- INSTRUCTION: Below are the records; reproduce all of them exactly but without any images.
+ + + +
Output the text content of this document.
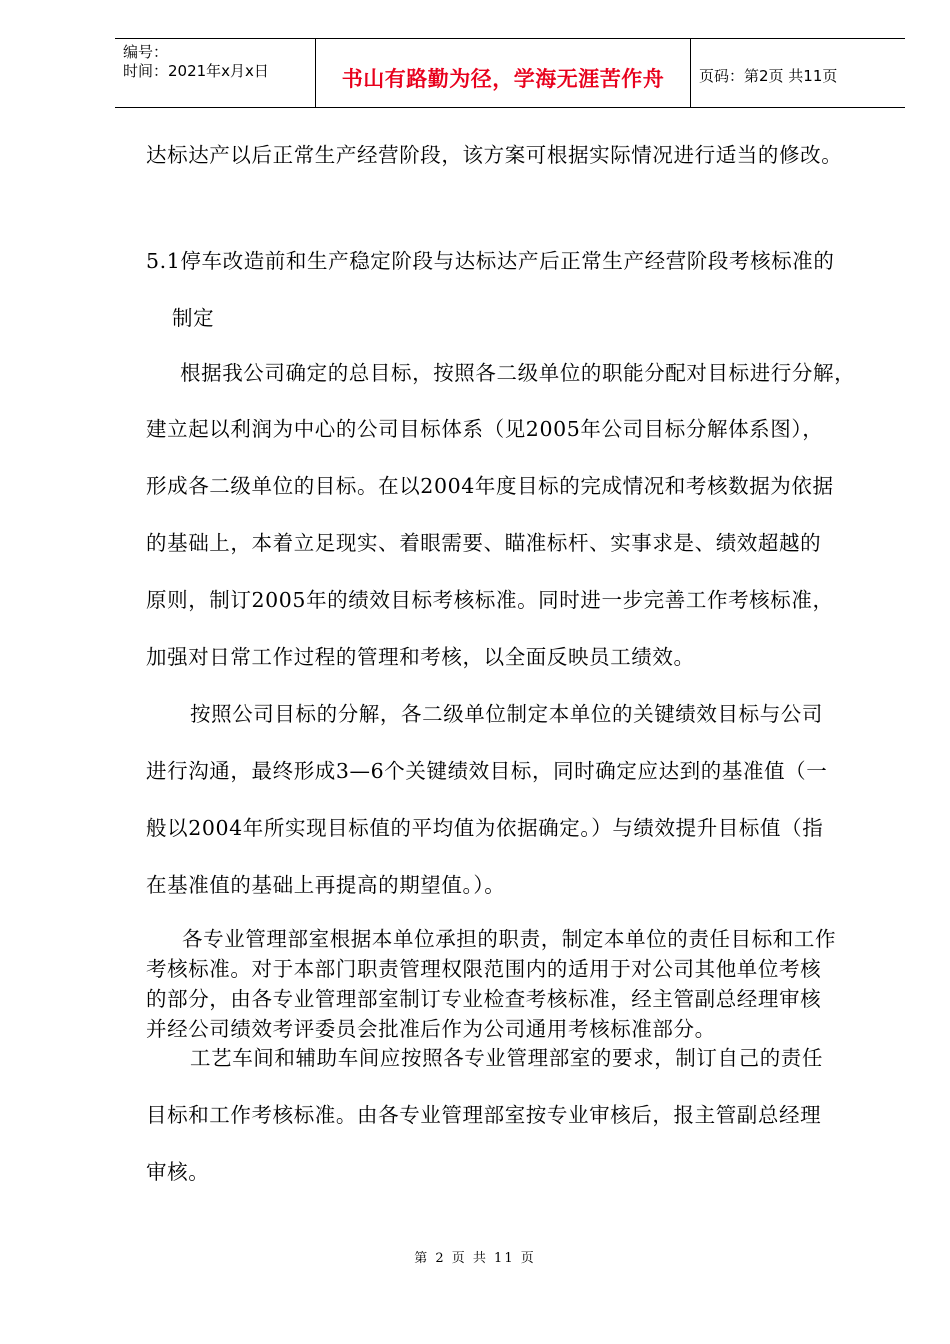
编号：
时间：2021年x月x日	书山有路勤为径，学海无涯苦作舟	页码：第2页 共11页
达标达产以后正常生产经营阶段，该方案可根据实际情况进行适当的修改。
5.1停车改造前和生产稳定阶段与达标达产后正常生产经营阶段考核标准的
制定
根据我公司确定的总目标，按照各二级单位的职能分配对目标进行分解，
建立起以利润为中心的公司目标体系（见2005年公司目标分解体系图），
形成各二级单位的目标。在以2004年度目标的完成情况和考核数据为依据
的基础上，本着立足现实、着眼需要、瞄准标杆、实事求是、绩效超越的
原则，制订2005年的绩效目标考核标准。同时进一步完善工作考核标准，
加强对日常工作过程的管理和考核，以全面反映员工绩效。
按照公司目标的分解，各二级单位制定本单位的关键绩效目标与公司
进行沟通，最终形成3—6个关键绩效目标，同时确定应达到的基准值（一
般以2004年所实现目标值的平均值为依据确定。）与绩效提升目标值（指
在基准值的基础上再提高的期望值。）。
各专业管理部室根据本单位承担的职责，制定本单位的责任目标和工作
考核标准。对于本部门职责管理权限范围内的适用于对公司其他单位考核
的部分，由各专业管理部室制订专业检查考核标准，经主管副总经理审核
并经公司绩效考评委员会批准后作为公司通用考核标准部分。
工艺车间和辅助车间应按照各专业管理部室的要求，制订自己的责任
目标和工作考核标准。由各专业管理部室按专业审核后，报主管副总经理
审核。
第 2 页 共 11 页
+ + + +
- COMPLETE ANSWER:
Output the text content of this document.
编号：
时间：2021年x月x日	书山有路勤为径，学海无涯苦作舟	页码：第2页 共11页
达标达产以后正常生产经营阶段，该方案可根据实际情况进行适当的修改。
5.1停车改造前和生产稳定阶段与达标达产后正常生产经营阶段考核标准的
制定
根据我公司确定的总目标，按照各二级单位的职能分配对目标进行分解，
建立起以利润为中心的公司目标体系（见2005年公司目标分解体系图），
形成各二级单位的目标。在以2004年度目标的完成情况和考核数据为依据
的基础上，本着立足现实、着眼需要、瞄准标杆、实事求是、绩效超越的
原则，制订2005年的绩效目标考核标准。同时进一步完善工作考核标准，
加强对日常工作过程的管理和考核，以全面反映员工绩效。
按照公司目标的分解，各二级单位制定本单位的关键绩效目标与公司
进行沟通，最终形成3—6个关键绩效目标，同时确定应达到的基准值（一
般以2004年所实现目标值的平均值为依据确定。）与绩效提升目标值（指
在基准值的基础上再提高的期望值。）。
各专业管理部室根据本单位承担的职责，制定本单位的责任目标和工作
考核标准。对于本部门职责管理权限范围内的适用于对公司其他单位考核
的部分，由各专业管理部室制订专业检查考核标准，经主管副总经理审核
并经公司绩效考评委员会批准后作为公司通用考核标准部分。
工艺车间和辅助车间应按照各专业管理部室的要求，制订自己的责任
目标和工作考核标准。由各专业管理部室按专业审核后，报主管副总经理
审核。
第 2 页 共 11 页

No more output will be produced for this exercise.